Stored data entries
===============
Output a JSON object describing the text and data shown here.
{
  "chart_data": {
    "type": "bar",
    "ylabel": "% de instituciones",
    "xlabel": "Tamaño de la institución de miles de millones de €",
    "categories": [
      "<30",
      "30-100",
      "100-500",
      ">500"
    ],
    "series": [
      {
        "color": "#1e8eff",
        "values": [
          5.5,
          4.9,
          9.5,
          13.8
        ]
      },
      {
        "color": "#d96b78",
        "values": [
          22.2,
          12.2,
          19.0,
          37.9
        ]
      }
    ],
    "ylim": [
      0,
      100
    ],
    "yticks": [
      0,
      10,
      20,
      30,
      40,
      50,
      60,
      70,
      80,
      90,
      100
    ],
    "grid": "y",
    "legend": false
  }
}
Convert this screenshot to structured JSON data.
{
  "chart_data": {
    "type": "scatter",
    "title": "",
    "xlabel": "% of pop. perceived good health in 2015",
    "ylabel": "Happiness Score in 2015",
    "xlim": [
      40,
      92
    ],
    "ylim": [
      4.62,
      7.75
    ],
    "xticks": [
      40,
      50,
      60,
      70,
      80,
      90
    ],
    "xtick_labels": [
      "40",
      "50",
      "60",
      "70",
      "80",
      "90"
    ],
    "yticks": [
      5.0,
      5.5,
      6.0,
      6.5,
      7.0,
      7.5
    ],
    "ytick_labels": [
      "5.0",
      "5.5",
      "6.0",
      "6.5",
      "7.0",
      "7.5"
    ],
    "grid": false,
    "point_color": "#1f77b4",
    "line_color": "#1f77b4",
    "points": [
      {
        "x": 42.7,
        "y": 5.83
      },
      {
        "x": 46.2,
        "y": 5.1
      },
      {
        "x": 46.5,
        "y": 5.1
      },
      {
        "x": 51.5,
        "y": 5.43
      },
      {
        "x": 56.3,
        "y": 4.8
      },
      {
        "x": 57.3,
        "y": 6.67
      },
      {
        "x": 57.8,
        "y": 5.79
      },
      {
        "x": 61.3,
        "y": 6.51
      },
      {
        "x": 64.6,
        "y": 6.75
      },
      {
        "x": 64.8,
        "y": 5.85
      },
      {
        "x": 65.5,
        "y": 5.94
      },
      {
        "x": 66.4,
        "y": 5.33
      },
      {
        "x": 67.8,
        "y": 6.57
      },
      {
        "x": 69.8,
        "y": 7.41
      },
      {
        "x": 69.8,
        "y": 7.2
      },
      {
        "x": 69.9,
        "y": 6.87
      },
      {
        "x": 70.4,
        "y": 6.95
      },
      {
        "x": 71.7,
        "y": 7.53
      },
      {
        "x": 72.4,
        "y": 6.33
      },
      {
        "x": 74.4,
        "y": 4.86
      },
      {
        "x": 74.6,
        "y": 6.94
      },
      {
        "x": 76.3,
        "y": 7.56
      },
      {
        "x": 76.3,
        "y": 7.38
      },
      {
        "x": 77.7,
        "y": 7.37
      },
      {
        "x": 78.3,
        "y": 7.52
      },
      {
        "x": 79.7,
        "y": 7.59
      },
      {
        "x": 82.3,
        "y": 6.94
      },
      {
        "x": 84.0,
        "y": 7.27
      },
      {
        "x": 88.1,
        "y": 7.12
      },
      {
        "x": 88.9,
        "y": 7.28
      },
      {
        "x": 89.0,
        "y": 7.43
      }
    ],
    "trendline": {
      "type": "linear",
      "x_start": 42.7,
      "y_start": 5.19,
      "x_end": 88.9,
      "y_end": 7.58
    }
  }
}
===============
To do
Retype all the material above precisely, with no line left out.

Reply
Output a JSON object describing the text and data shown here.
{
  "chart_data": {
    "type": "bar",
    "ylabel": "% de instituciones",
    "xlabel": "Tamaño de la institución de miles de millones de €",
    "categories": [
      "<30",
      "30-100",
      "100-500",
      ">500"
    ],
    "series": [
      {
        "color": "#1e8eff",
        "values": [
          5.5,
          4.9,
          9.5,
          13.8
        ]
      },
      {
        "color": "#d96b78",
        "values": [
          22.2,
          12.2,
          19.0,
          37.9
        ]
      }
    ],
    "ylim": [
      0,
      100
    ],
    "yticks": [
      0,
      10,
      20,
      30,
      40,
      50,
      60,
      70,
      80,
      90,
      100
    ],
    "grid": "y",
    "legend": false
  }
}
Convert this screenshot to structured JSON data.
{
  "chart_data": {
    "type": "scatter",
    "title": "",
    "xlabel": "% of pop. perceived good health in 2015",
    "ylabel": "Happiness Score in 2015",
    "xlim": [
      40,
      92
    ],
    "ylim": [
      4.62,
      7.75
    ],
    "xticks": [
      40,
      50,
      60,
      70,
      80,
      90
    ],
    "xtick_labels": [
      "40",
      "50",
      "60",
      "70",
      "80",
      "90"
    ],
    "yticks": [
      5.0,
      5.5,
      6.0,
      6.5,
      7.0,
      7.5
    ],
    "ytick_labels": [
      "5.0",
      "5.5",
      "6.0",
      "6.5",
      "7.0",
      "7.5"
    ],
    "grid": false,
    "point_color": "#1f77b4",
    "line_color": "#1f77b4",
    "points": [
      {
        "x": 42.7,
        "y": 5.83
      },
      {
        "x": 46.2,
        "y": 5.1
      },
      {
        "x": 46.5,
        "y": 5.1
      },
      {
        "x": 51.5,
        "y": 5.43
      },
      {
        "x": 56.3,
        "y": 4.8
      },
      {
        "x": 57.3,
        "y": 6.67
      },
      {
        "x": 57.8,
        "y": 5.79
      },
      {
        "x": 61.3,
        "y": 6.51
      },
      {
        "x": 64.6,
        "y": 6.75
      },
      {
        "x": 64.8,
        "y": 5.85
      },
      {
        "x": 65.5,
        "y": 5.94
      },
      {
        "x": 66.4,
        "y": 5.33
      },
      {
        "x": 67.8,
        "y": 6.57
      },
      {
        "x": 69.8,
        "y": 7.41
      },
      {
        "x": 69.8,
        "y": 7.2
      },
      {
        "x": 69.9,
        "y": 6.87
      },
      {
        "x": 70.4,
        "y": 6.95
      },
      {
        "x": 71.7,
        "y": 7.53
      },
      {
        "x": 72.4,
        "y": 6.33
      },
      {
        "x": 74.4,
        "y": 4.86
      },
      {
        "x": 74.6,
        "y": 6.94
      },
      {
        "x": 76.3,
        "y": 7.56
      },
      {
        "x": 76.3,
        "y": 7.38
      },
      {
        "x": 77.7,
        "y": 7.37
      },
      {
        "x": 78.3,
        "y": 7.52
      },
      {
        "x": 79.7,
        "y": 7.59
      },
      {
        "x": 82.3,
        "y": 6.94
      },
      {
        "x": 84.0,
        "y": 7.27
      },
      {
        "x": 88.1,
        "y": 7.12
      },
      {
        "x": 88.9,
        "y": 7.28
      },
      {
        "x": 89.0,
        "y": 7.43
      }
    ],
    "trendline": {
      "type": "linear",
      "x_start": 42.7,
      "y_start": 5.19,
      "x_end": 88.9,
      "y_end": 7.58
    }
  }
}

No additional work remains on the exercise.